EXERCISE:
Images are not part of the copy; transcribe all the data exactly.

INPUT:
#####

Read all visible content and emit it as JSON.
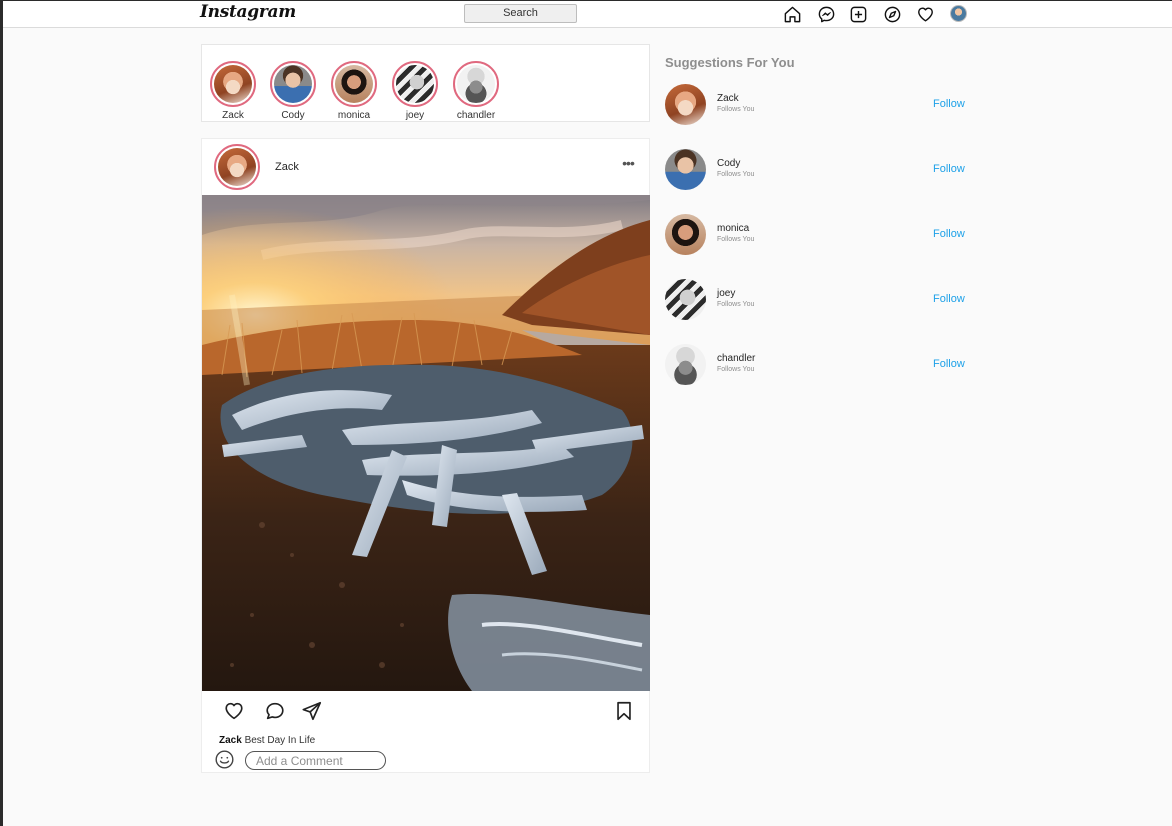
{
  "navbar": {
    "logo": "Instagram",
    "search_label": "Search",
    "icons": [
      "home-icon",
      "messenger-icon",
      "new-post-icon",
      "explore-icon",
      "activity-heart-icon",
      "profile-avatar"
    ]
  },
  "stories": [
    {
      "name": "Zack"
    },
    {
      "name": "Cody"
    },
    {
      "name": "monica"
    },
    {
      "name": "joey"
    },
    {
      "name": "chandler"
    }
  ],
  "post": {
    "username": "Zack",
    "more_icon": "•••",
    "caption_user": "Zack",
    "caption_text": " Best Day In Life",
    "comment_placeholder": "Add a Comment"
  },
  "suggestions": {
    "title": "Suggestions For You",
    "items": [
      {
        "name": "Zack",
        "subtitle": "Follows You",
        "action": "Follow"
      },
      {
        "name": "Cody",
        "subtitle": "Follows You",
        "action": "Follow"
      },
      {
        "name": "monica",
        "subtitle": "Follows You",
        "action": "Follow"
      },
      {
        "name": "joey",
        "subtitle": "Follows You",
        "action": "Follow"
      },
      {
        "name": "chandler",
        "subtitle": "Follows You",
        "action": "Follow"
      }
    ]
  },
  "colors": {
    "accent": "#1ea1e8",
    "story_ring": "#e0697f",
    "background": "#fafafa"
  }
}
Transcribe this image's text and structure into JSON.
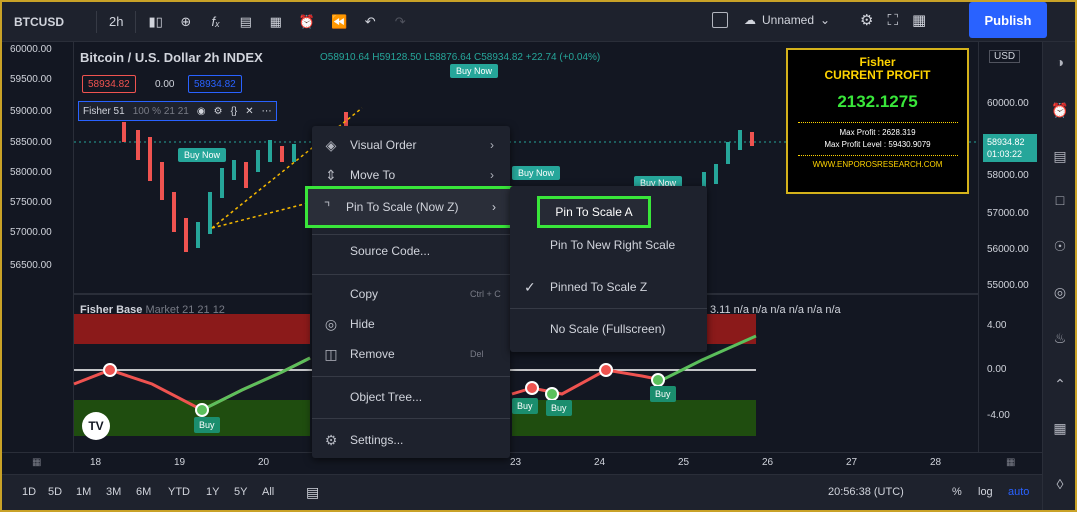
{
  "topbar": {
    "symbol": "BTCUSD",
    "interval": "2h",
    "layout_name": "Unnamed",
    "publish_label": "Publish"
  },
  "legend": {
    "title": "Bitcoin / U.S. Dollar  2h  INDEX",
    "ohlc": "O58910.64 H59128.50 L58876.64 C58934.82 +22.74 (+0.04%)",
    "sell_price": "58934.82",
    "spread": "0.00",
    "buy_price": "58934.82"
  },
  "indicator": {
    "name": "Fisher 51",
    "params": "100 % 21 21"
  },
  "left_axis": [
    "60000.00",
    "59500.00",
    "59000.00",
    "58500.00",
    "58000.00",
    "57500.00",
    "57000.00",
    "56500.00"
  ],
  "right_axis": [
    "USD",
    "60000.00",
    "58934.82",
    "01:03:22",
    "58000.00",
    "57000.00",
    "56000.00",
    "55000.00",
    "4.00",
    "0.00",
    "-4.00"
  ],
  "buy_tags": [
    "Buy Now",
    "Buy Now",
    "Buy Now",
    "Buy Now"
  ],
  "sub_indicator": {
    "name": "Fisher Base",
    "params": "Market 21 21 12",
    "na_values": "3.11 n/a n/a n/a n/a n/a n/a",
    "buy_labels": [
      "Buy",
      "Buy",
      "Buy",
      "Buy"
    ]
  },
  "context_menu": {
    "items": [
      "Visual Order",
      "Move To",
      "Pin To Scale (Now Z)",
      "Source Code...",
      "Copy",
      "Hide",
      "Remove",
      "Object Tree...",
      "Settings..."
    ],
    "copy_shortcut": "Ctrl + C",
    "remove_shortcut": "Del"
  },
  "submenu": {
    "items": [
      "Pin To Scale A",
      "Pin To New Right Scale",
      "Pinned To Scale Z",
      "No Scale (Fullscreen)"
    ]
  },
  "profit_box": {
    "title": "Fisher",
    "subtitle": "CURRENT PROFIT",
    "value": "2132.1275",
    "max_profit": "Max Profit : 2628.319",
    "max_profit_level": "Max Profit Level : 59430.9079",
    "url": "WWW.ENPOROSRESEARCH.COM"
  },
  "time_axis": [
    "18",
    "19",
    "20",
    "23",
    "24",
    "25",
    "26",
    "27",
    "28"
  ],
  "bottombar": {
    "ranges": [
      "1D",
      "5D",
      "1M",
      "3M",
      "6M",
      "YTD",
      "1Y",
      "5Y",
      "All"
    ],
    "clock": "20:56:38 (UTC)",
    "percent": "%",
    "log": "log",
    "auto": "auto"
  },
  "colors": {
    "background": "#131722",
    "accent": "#2962ff",
    "highlight_border": "#39e63a",
    "up": "#26a69a",
    "down": "#ef5350",
    "profit_border": "#d4b21b"
  }
}
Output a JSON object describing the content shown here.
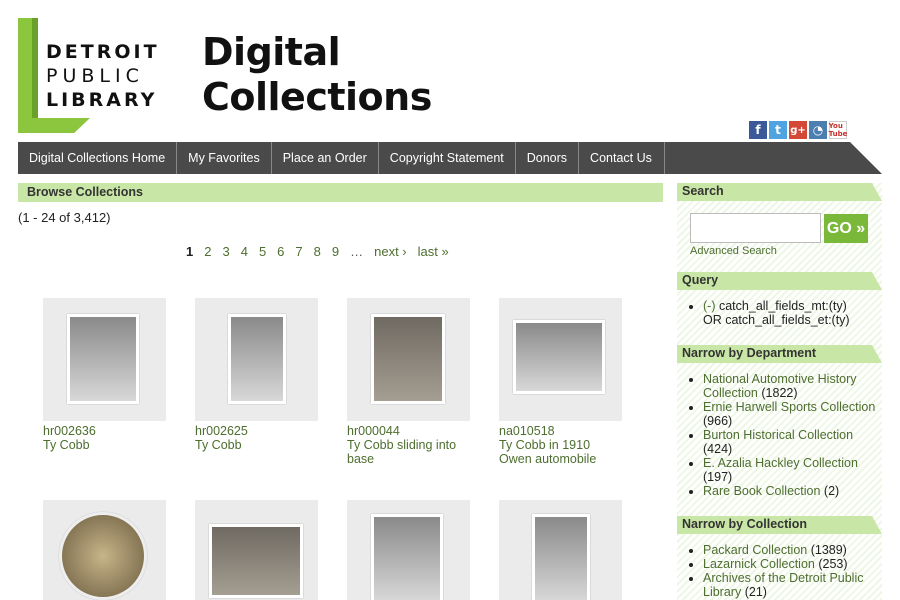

#####

ANSWER TO THIS PROBLEM:
Read all visible content and emit it as JSON.
{
  "navbar": {
    "logo": "Instagram",
    "search_label": "Search",
    "icons": [
      "home-icon",
      "messenger-icon",
      "new-post-icon",
      "explore-icon",
      "activity-heart-icon",
      "profile-avatar"
    ]
  },
  "stories": [
    {
      "name": "Zack"
    },
    {
      "name": "Cody"
    },
    {
      "name": "monica"
    },
    {
      "name": "joey"
    },
    {
      "name": "chandler"
    }
  ],
  "post": {
    "username": "Zack",
    "more_icon": "•••",
    "caption_user": "Zack",
    "caption_text": " Best Day In Life",
    "comment_placeholder": "Add a Comment"
  },
  "suggestions": {
    "title": "Suggestions For You",
    "items": [
      {
        "name": "Zack",
        "subtitle": "Follows You",
        "action": "Follow"
      },
      {
        "name": "Cody",
        "subtitle": "Follows You",
        "action": "Follow"
      },
      {
        "name": "monica",
        "subtitle": "Follows You",
        "action": "Follow"
      },
      {
        "name": "joey",
        "subtitle": "Follows You",
        "action": "Follow"
      },
      {
        "name": "chandler",
        "subtitle": "Follows You",
        "action": "Follow"
      }
    ]
  },
  "colors": {
    "accent": "#1ea1e8",
    "story_ring": "#e0697f",
    "background": "#fafafa"
  }
}
Transcribe this image's text and structure into JSON.
{
  "topbar": {
    "symbol": "BTCUSD",
    "interval": "2h",
    "layout_name": "Unnamed",
    "publish_label": "Publish"
  },
  "legend": {
    "title": "Bitcoin / U.S. Dollar  2h  INDEX",
    "ohlc": "O58910.64 H59128.50 L58876.64 C58934.82 +22.74 (+0.04%)",
    "sell_price": "58934.82",
    "spread": "0.00",
    "buy_price": "58934.82"
  },
  "indicator": {
    "name": "Fisher 51",
    "params": "100 % 21 21"
  },
  "left_axis": [
    "60000.00",
    "59500.00",
    "59000.00",
    "58500.00",
    "58000.00",
    "57500.00",
    "57000.00",
    "56500.00"
  ],
  "right_axis": [
    "USD",
    "60000.00",
    "58934.82",
    "01:03:22",
    "58000.00",
    "57000.00",
    "56000.00",
    "55000.00",
    "4.00",
    "0.00",
    "-4.00"
  ],
  "buy_tags": [
    "Buy Now",
    "Buy Now",
    "Buy Now",
    "Buy Now"
  ],
  "sub_indicator": {
    "name": "Fisher Base",
    "params": "Market 21 21 12",
    "na_values": "3.11 n/a n/a n/a n/a n/a n/a",
    "buy_labels": [
      "Buy",
      "Buy",
      "Buy",
      "Buy"
    ]
  },
  "context_menu": {
    "items": [
      "Visual Order",
      "Move To",
      "Pin To Scale (Now Z)",
      "Source Code...",
      "Copy",
      "Hide",
      "Remove",
      "Object Tree...",
      "Settings..."
    ],
    "copy_shortcut": "Ctrl + C",
    "remove_shortcut": "Del"
  },
  "submenu": {
    "items": [
      "Pin To Scale A",
      "Pin To New Right Scale",
      "Pinned To Scale Z",
      "No Scale (Fullscreen)"
    ]
  },
  "profit_box": {
    "title": "Fisher",
    "subtitle": "CURRENT PROFIT",
    "value": "2132.1275",
    "max_profit": "Max Profit : 2628.319",
    "max_profit_level": "Max Profit Level : 59430.9079",
    "url": "WWW.ENPOROSRESEARCH.COM"
  },
  "time_axis": [
    "18",
    "19",
    "20",
    "23",
    "24",
    "25",
    "26",
    "27",
    "28"
  ],
  "bottombar": {
    "ranges": [
      "1D",
      "5D",
      "1M",
      "3M",
      "6M",
      "YTD",
      "1Y",
      "5Y",
      "All"
    ],
    "clock": "20:56:38 (UTC)",
    "percent": "%",
    "log": "log",
    "auto": "auto"
  },
  "colors": {
    "background": "#131722",
    "accent": "#2962ff",
    "highlight_border": "#39e63a",
    "up": "#26a69a",
    "down": "#ef5350",
    "profit_border": "#d4b21b"
  }
}
Output a JSON object describing the content shown here.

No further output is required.